PROMPT =
Gather up the lines that contain "ville".

Stored data:
+-------+

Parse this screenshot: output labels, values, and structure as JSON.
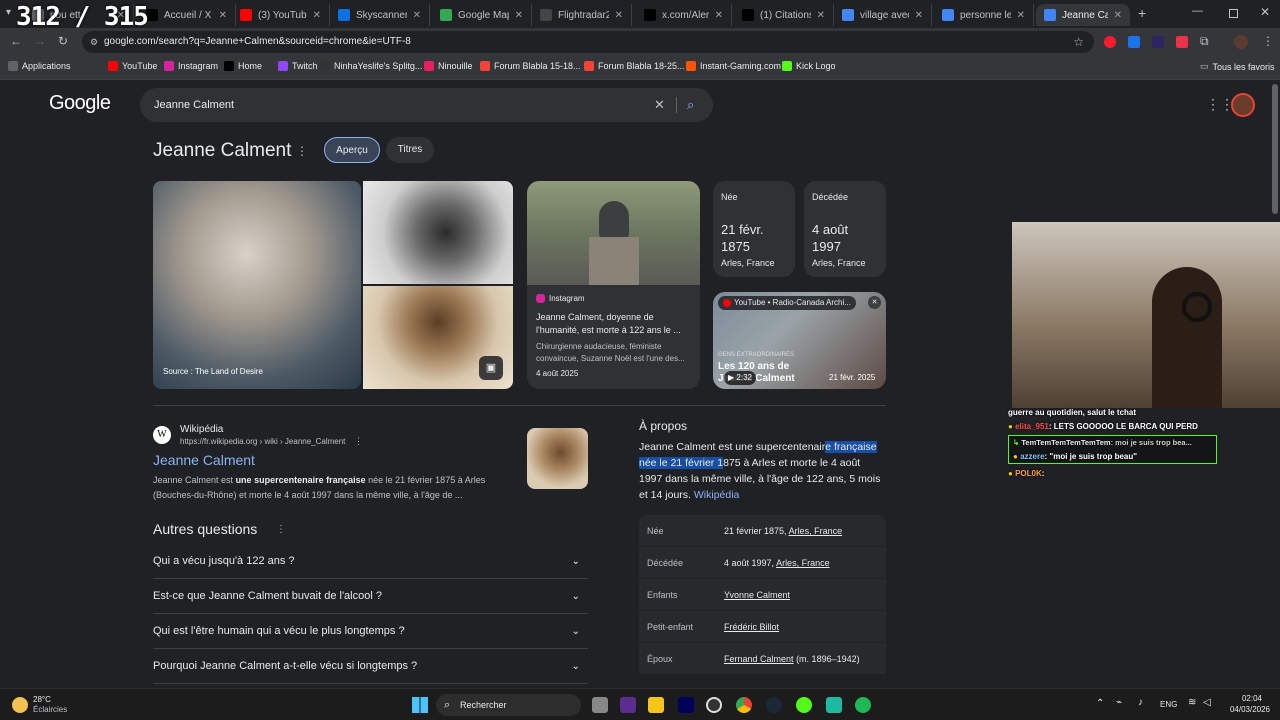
{
  "overlay_counter": "312 / 315",
  "tabs": [
    {
      "label": "pou ett",
      "icon": "document-icon",
      "color": "#5f6368"
    },
    {
      "label": "Accueil / X",
      "icon": "x-icon",
      "color": "#000000"
    },
    {
      "label": "(3) YouTube",
      "icon": "youtube-icon",
      "color": "#ff0000"
    },
    {
      "label": "Skyscanner | Tr",
      "icon": "skyscanner-icon",
      "color": "#0770e3"
    },
    {
      "label": "Google Maps",
      "icon": "maps-icon",
      "color": "#34a853"
    },
    {
      "label": "Flightradar24:",
      "icon": "flightradar-icon",
      "color": "#444444"
    },
    {
      "label": "x.com/Alertesh",
      "icon": "x-icon",
      "color": "#000000"
    },
    {
      "label": "(1) Citations de",
      "icon": "x-icon",
      "color": "#000000"
    },
    {
      "label": "village avec les",
      "icon": "google-icon",
      "color": "#4285f4"
    },
    {
      "label": "personne le plu",
      "icon": "google-icon",
      "color": "#4285f4"
    },
    {
      "label": "Jeanne Calme",
      "icon": "google-icon",
      "color": "#4285f4"
    }
  ],
  "url": "google.com/search?q=Jeanne+Calmen&sourceid=chrome&ie=UTF-8",
  "bookmarks": [
    {
      "label": "Applications",
      "icon": "apps-icon",
      "color": "#5f6368"
    },
    {
      "label": "YouTube",
      "icon": "youtube-icon",
      "color": "#ff0000"
    },
    {
      "label": "Instagram",
      "icon": "instagram-icon",
      "color": "#d6249f"
    },
    {
      "label": "Home",
      "icon": "x-icon",
      "color": "#000000"
    },
    {
      "label": "Twitch",
      "icon": "twitch-icon",
      "color": "#9146ff"
    },
    {
      "label": "NinhaYeslife's Splitg...",
      "icon": "splitgate-icon",
      "color": "#333333"
    },
    {
      "label": "Ninouille",
      "icon": "ninouille-icon",
      "color": "#e91e63"
    },
    {
      "label": "Forum Blabla 15-18...",
      "icon": "jvc-icon",
      "color": "#f44336"
    },
    {
      "label": "Forum Blabla 18-25...",
      "icon": "jvc-icon",
      "color": "#f44336"
    },
    {
      "label": "Instant-Gaming.com",
      "icon": "instant-gaming-icon",
      "color": "#ff5400"
    },
    {
      "label": "Kick Logo",
      "icon": "kick-icon",
      "color": "#53fc18"
    }
  ],
  "all_bookmarks": "Tous les favoris",
  "google": {
    "logo": "Google",
    "query": "Jeanne Calment",
    "entity_title": "Jeanne Calment",
    "pill_overview": "Aperçu",
    "pill_titles": "Titres",
    "image_source": "Source : The Land of Desire"
  },
  "instagram_card": {
    "source": "Instagram",
    "title": "Jeanne Calment, doyenne de l'humanité, est morte à 122 ans le ...",
    "snippet": "Chirurgienne audacieuse, féministe convaincue, Suzanne Noël est l'une des...",
    "date": "4 août 2025"
  },
  "born_card": {
    "label": "Née",
    "date": "21 févr. 1875",
    "place": "Arles, France"
  },
  "died_card": {
    "label": "Décédée",
    "date": "4 août 1997",
    "place": "Arles, France"
  },
  "video_card": {
    "source": "YouTube • Radio-Canada Archi...",
    "kicker": "GENS EXTRAORDINAIRES",
    "overlay_title_1": "Les 120 ans de",
    "overlay_title_2": "Jeanne Calment",
    "duration": "2:32",
    "date": "21 févr. 2025"
  },
  "wiki_result": {
    "site": "Wikipédia",
    "url": "https://fr.wikipedia.org › wiki › Jeanne_Calment",
    "title": "Jeanne Calment",
    "snippet_1": "Jeanne Calment est",
    "snippet_bold": "une supercentenaire française",
    "snippet_2": "née le 21 février 1875 à Arles (Bouches-du-Rhône) et morte le 4 août 1997 dans la même ville, à l'âge de ..."
  },
  "questions": {
    "heading": "Autres questions",
    "items": [
      "Qui a vécu jusqu'à 122 ans ?",
      "Est-ce que Jeanne Calment buvait de l'alcool ?",
      "Qui est l'être humain qui a vécu le plus longtemps ?",
      "Pourquoi Jeanne Calment a-t-elle vécu si longtemps ?"
    ]
  },
  "about": {
    "heading": "À propos",
    "text_1": "Jeanne Calment est une supercentenair",
    "text_highlight_1": "e française",
    "text_highlight_2": "née le 21 février 1",
    "text_2": "875 à Arles et morte le 4 août 1997 dans la même ville, à l'âge de 122 ans, 5 mois et 14 jours.",
    "source_link": "Wikipédia"
  },
  "facts": [
    {
      "key": "Née",
      "value": "21 février 1875,",
      "link": "Arles, France"
    },
    {
      "key": "Décédée",
      "value": "4 août 1997,",
      "link": "Arles, France"
    },
    {
      "key": "Enfants",
      "value": "",
      "link": "Yvonne Calment"
    },
    {
      "key": "Petit-enfant",
      "value": "",
      "link": "Frédéric Billot"
    },
    {
      "key": "Époux",
      "value": "(m. 1896–1942)",
      "link": "Fernand Calment"
    }
  ],
  "chat": {
    "line_0": "guerre au quotidien, salut le tchat",
    "line_1_user": "elita_951",
    "line_1_text": ": LETS GOOOOO LE BARCA QUI PERD",
    "reply_user": "TemTemTemTemTemTem",
    "reply_text": ": moi je suis trop bea...",
    "line_2_user": "azzere",
    "line_2_text": ": \"moi je suis trop beau\"",
    "line_3_user": "POL0K",
    "line_3_text": ":"
  },
  "taskbar": {
    "weather_temp": "28°C",
    "weather_desc": "Éclaircies",
    "search_label": "Rechercher",
    "lang": "ENG",
    "time": "02:04",
    "date": "04/03/2026"
  },
  "colors": {
    "highlight": "#174ea6",
    "link": "#8ab4f8",
    "card_bg": "#303134"
  }
}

+-------+

COMPLETED TASK =
    "snippet_2": "née le 21 février 1875 à Arles (Bouches-du-Rhône) et morte le 4 août 1997 dans la même ville, à l'âge de ..."
    "text_2": "875 à Arles et morte le 4 août 1997 dans la même ville, à l'âge de 122 ans, 5 mois et 14 jours.",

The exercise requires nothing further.